[Task to complete]
Work out how many lines in the listing below include the word "n工作室". Give nothing but the number.

[Listing]
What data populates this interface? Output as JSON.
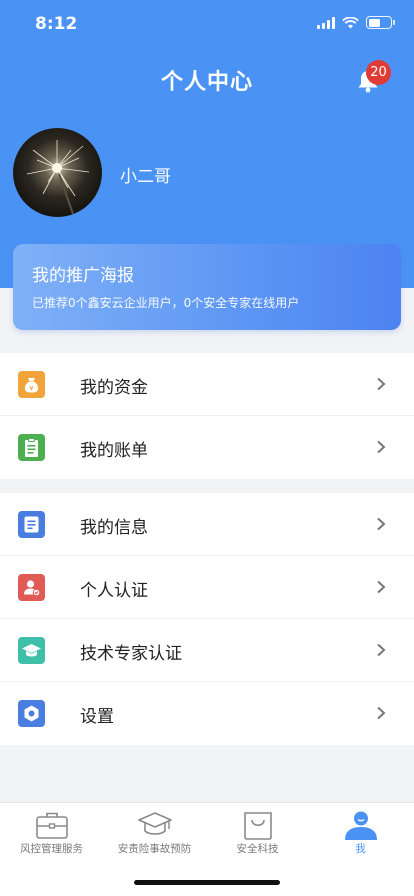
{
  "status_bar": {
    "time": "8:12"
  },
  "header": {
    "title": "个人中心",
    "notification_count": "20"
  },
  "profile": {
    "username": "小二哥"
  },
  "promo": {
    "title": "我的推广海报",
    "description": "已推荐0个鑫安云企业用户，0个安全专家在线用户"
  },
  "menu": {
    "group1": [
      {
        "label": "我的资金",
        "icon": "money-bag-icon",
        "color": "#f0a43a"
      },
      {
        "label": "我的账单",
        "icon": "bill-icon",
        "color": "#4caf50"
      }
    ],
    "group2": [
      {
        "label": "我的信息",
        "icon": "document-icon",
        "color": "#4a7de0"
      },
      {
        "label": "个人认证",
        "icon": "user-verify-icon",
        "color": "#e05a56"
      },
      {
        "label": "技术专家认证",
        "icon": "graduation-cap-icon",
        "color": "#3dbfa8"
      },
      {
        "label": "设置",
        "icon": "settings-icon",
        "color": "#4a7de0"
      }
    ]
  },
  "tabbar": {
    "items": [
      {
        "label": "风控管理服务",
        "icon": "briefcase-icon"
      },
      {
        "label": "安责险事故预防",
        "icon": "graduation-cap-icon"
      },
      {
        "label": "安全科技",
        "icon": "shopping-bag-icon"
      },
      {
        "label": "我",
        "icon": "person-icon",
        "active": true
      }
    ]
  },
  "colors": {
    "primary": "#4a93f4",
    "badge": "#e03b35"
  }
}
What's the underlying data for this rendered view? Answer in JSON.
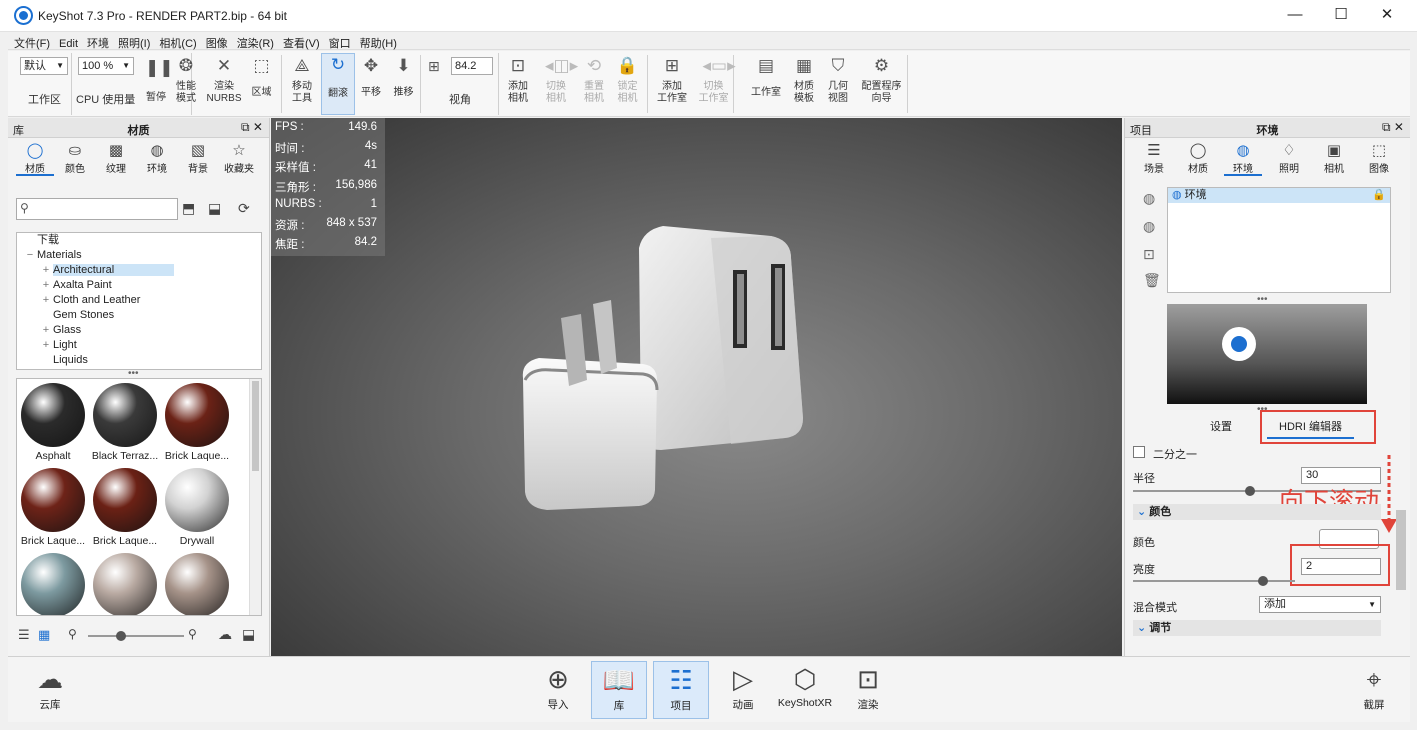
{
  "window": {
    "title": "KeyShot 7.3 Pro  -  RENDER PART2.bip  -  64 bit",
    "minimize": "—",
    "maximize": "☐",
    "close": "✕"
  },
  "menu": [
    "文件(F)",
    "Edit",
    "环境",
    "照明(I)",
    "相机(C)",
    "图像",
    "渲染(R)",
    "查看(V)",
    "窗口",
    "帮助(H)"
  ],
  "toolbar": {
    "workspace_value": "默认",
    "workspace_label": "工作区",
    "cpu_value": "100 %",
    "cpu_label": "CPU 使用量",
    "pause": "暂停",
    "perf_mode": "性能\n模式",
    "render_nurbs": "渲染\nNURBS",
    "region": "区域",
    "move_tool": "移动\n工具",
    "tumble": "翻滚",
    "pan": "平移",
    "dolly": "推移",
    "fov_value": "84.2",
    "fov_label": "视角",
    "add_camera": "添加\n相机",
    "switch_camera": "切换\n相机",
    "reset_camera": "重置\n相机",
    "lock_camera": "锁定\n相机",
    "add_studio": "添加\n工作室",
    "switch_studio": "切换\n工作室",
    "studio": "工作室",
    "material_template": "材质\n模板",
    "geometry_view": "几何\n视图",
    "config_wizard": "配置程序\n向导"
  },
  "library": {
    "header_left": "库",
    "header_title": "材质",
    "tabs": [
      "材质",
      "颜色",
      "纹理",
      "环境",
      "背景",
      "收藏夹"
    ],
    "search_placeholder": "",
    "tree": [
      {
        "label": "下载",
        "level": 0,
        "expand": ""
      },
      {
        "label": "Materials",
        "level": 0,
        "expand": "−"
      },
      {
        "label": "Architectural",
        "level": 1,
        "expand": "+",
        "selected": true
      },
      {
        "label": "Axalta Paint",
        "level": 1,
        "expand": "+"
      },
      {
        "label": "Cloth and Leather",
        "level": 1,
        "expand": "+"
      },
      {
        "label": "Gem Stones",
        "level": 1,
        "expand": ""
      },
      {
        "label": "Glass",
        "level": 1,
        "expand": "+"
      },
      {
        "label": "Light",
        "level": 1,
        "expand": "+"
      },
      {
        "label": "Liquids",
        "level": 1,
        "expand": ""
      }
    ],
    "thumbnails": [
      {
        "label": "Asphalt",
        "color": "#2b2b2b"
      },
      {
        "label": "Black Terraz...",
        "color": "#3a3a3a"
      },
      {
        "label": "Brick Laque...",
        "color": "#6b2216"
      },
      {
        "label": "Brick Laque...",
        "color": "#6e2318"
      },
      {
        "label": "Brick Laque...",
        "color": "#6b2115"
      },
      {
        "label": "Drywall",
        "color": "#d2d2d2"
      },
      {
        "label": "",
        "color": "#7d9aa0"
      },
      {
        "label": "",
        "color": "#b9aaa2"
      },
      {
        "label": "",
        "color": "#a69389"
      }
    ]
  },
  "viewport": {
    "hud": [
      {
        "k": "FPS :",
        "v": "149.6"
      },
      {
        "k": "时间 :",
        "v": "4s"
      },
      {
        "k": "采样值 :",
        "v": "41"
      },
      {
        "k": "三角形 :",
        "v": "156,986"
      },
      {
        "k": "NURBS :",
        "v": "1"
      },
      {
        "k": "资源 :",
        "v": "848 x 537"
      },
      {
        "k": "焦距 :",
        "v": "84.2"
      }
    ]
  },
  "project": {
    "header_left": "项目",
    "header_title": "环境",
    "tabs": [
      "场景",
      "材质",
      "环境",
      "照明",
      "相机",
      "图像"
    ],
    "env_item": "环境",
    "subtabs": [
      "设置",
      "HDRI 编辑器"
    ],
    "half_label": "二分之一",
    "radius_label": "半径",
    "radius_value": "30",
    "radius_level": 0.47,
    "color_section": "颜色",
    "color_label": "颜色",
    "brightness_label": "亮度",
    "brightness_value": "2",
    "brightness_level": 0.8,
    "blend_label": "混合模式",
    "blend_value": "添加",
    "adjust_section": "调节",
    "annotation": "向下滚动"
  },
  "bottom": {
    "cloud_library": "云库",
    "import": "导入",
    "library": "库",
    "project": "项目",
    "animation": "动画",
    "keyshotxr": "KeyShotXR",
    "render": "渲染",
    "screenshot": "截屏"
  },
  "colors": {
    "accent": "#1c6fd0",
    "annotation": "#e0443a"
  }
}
* * *
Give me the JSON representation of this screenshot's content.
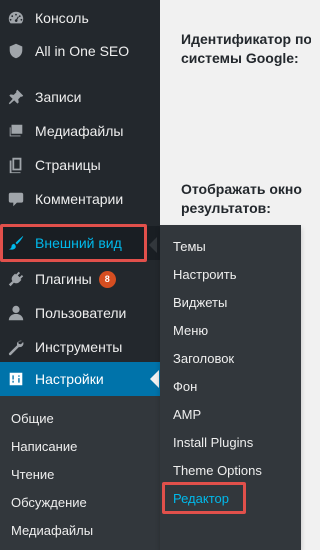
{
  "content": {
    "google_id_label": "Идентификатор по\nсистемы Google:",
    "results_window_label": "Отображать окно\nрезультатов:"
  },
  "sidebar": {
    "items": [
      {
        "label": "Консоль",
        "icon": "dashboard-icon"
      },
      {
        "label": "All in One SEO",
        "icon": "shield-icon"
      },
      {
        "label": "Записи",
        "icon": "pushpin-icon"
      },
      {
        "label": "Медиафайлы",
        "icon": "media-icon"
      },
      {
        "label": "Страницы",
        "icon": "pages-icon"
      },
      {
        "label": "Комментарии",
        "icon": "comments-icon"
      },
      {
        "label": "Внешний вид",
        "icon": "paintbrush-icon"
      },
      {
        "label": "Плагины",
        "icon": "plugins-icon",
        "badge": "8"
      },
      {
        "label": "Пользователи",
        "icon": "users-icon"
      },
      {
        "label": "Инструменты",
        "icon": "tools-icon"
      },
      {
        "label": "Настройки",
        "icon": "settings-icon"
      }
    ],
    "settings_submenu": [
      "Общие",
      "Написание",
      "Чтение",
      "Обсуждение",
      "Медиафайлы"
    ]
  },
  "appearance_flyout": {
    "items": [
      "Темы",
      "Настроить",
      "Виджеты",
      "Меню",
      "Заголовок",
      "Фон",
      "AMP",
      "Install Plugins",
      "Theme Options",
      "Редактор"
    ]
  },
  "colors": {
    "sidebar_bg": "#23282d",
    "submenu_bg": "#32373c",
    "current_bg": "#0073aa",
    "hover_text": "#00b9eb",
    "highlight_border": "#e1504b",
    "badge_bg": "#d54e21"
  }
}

[Solution below]
2